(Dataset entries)

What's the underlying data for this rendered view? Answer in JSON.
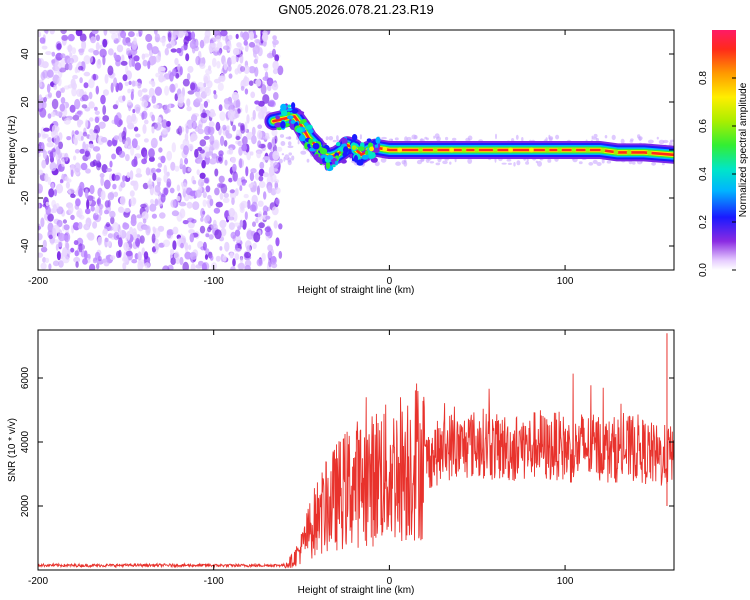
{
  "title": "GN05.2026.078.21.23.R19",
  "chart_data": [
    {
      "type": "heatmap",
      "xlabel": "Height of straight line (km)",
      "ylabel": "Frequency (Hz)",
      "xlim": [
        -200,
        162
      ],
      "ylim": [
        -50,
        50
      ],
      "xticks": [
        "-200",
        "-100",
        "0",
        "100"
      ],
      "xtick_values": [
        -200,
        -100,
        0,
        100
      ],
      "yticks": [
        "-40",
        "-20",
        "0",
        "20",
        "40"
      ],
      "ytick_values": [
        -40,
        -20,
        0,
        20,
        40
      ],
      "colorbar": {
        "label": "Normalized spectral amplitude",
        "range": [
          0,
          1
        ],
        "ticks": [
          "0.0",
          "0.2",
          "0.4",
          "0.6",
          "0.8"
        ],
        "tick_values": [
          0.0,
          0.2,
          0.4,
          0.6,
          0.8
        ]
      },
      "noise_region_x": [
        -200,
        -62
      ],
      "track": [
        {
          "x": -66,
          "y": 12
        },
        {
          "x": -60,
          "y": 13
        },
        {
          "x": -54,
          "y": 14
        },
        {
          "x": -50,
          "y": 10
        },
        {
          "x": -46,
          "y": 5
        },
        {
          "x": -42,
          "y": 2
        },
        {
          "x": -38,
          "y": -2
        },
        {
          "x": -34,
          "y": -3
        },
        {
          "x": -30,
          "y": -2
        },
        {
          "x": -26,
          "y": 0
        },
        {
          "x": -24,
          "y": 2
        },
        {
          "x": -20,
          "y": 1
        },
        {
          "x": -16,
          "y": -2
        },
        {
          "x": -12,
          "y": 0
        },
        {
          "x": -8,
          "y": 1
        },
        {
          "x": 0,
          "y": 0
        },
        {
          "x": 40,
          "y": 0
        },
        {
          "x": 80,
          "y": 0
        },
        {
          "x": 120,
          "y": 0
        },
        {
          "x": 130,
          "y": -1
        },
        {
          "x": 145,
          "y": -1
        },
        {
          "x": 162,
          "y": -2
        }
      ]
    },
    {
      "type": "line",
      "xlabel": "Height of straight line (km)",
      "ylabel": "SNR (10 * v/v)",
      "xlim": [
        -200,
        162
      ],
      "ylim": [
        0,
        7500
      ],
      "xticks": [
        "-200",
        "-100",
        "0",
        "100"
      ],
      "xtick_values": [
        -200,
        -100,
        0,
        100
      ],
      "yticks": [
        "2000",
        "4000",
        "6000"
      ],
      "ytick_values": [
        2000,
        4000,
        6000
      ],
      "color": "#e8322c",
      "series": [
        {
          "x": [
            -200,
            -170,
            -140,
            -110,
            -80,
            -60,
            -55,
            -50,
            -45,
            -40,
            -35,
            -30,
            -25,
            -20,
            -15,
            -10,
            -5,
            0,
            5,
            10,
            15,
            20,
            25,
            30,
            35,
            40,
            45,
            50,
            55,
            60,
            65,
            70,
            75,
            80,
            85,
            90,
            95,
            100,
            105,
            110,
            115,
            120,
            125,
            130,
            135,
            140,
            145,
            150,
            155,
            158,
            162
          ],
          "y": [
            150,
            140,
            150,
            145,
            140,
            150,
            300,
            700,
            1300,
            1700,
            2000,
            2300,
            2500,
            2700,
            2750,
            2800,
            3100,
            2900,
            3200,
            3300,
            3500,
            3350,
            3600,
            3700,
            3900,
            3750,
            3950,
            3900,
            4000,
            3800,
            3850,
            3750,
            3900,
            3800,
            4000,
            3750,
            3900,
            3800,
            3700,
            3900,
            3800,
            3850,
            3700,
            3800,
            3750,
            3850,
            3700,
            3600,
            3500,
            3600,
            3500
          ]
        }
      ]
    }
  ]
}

Challenge: Write out the entries again, exactly as given, skipping any images.

Result for this task:
What's the underlying data for this rendered view? Answer in JSON.
{
  "title": "GN05.2026.078.21.23.R19",
  "chart_data": [
    {
      "type": "heatmap",
      "xlabel": "Height of straight line (km)",
      "ylabel": "Frequency (Hz)",
      "xlim": [
        -200,
        162
      ],
      "ylim": [
        -50,
        50
      ],
      "xticks": [
        "-200",
        "-100",
        "0",
        "100"
      ],
      "xtick_values": [
        -200,
        -100,
        0,
        100
      ],
      "yticks": [
        "-40",
        "-20",
        "0",
        "20",
        "40"
      ],
      "ytick_values": [
        -40,
        -20,
        0,
        20,
        40
      ],
      "colorbar": {
        "label": "Normalized spectral amplitude",
        "range": [
          0,
          1
        ],
        "ticks": [
          "0.0",
          "0.2",
          "0.4",
          "0.6",
          "0.8"
        ],
        "tick_values": [
          0.0,
          0.2,
          0.4,
          0.6,
          0.8
        ]
      },
      "noise_region_x": [
        -200,
        -62
      ],
      "track": [
        {
          "x": -66,
          "y": 12
        },
        {
          "x": -60,
          "y": 13
        },
        {
          "x": -54,
          "y": 14
        },
        {
          "x": -50,
          "y": 10
        },
        {
          "x": -46,
          "y": 5
        },
        {
          "x": -42,
          "y": 2
        },
        {
          "x": -38,
          "y": -2
        },
        {
          "x": -34,
          "y": -3
        },
        {
          "x": -30,
          "y": -2
        },
        {
          "x": -26,
          "y": 0
        },
        {
          "x": -24,
          "y": 2
        },
        {
          "x": -20,
          "y": 1
        },
        {
          "x": -16,
          "y": -2
        },
        {
          "x": -12,
          "y": 0
        },
        {
          "x": -8,
          "y": 1
        },
        {
          "x": 0,
          "y": 0
        },
        {
          "x": 40,
          "y": 0
        },
        {
          "x": 80,
          "y": 0
        },
        {
          "x": 120,
          "y": 0
        },
        {
          "x": 130,
          "y": -1
        },
        {
          "x": 145,
          "y": -1
        },
        {
          "x": 162,
          "y": -2
        }
      ]
    },
    {
      "type": "line",
      "xlabel": "Height of straight line (km)",
      "ylabel": "SNR (10 * v/v)",
      "xlim": [
        -200,
        162
      ],
      "ylim": [
        0,
        7500
      ],
      "xticks": [
        "-200",
        "-100",
        "0",
        "100"
      ],
      "xtick_values": [
        -200,
        -100,
        0,
        100
      ],
      "yticks": [
        "2000",
        "4000",
        "6000"
      ],
      "ytick_values": [
        2000,
        4000,
        6000
      ],
      "color": "#e8322c",
      "series": [
        {
          "x": [
            -200,
            -170,
            -140,
            -110,
            -80,
            -60,
            -55,
            -50,
            -45,
            -40,
            -35,
            -30,
            -25,
            -20,
            -15,
            -10,
            -5,
            0,
            5,
            10,
            15,
            20,
            25,
            30,
            35,
            40,
            45,
            50,
            55,
            60,
            65,
            70,
            75,
            80,
            85,
            90,
            95,
            100,
            105,
            110,
            115,
            120,
            125,
            130,
            135,
            140,
            145,
            150,
            155,
            158,
            162
          ],
          "y": [
            150,
            140,
            150,
            145,
            140,
            150,
            300,
            700,
            1300,
            1700,
            2000,
            2300,
            2500,
            2700,
            2750,
            2800,
            3100,
            2900,
            3200,
            3300,
            3500,
            3350,
            3600,
            3700,
            3900,
            3750,
            3950,
            3900,
            4000,
            3800,
            3850,
            3750,
            3900,
            3800,
            4000,
            3750,
            3900,
            3800,
            3700,
            3900,
            3800,
            3850,
            3700,
            3800,
            3750,
            3850,
            3700,
            3600,
            3500,
            3600,
            3500
          ]
        }
      ]
    }
  ]
}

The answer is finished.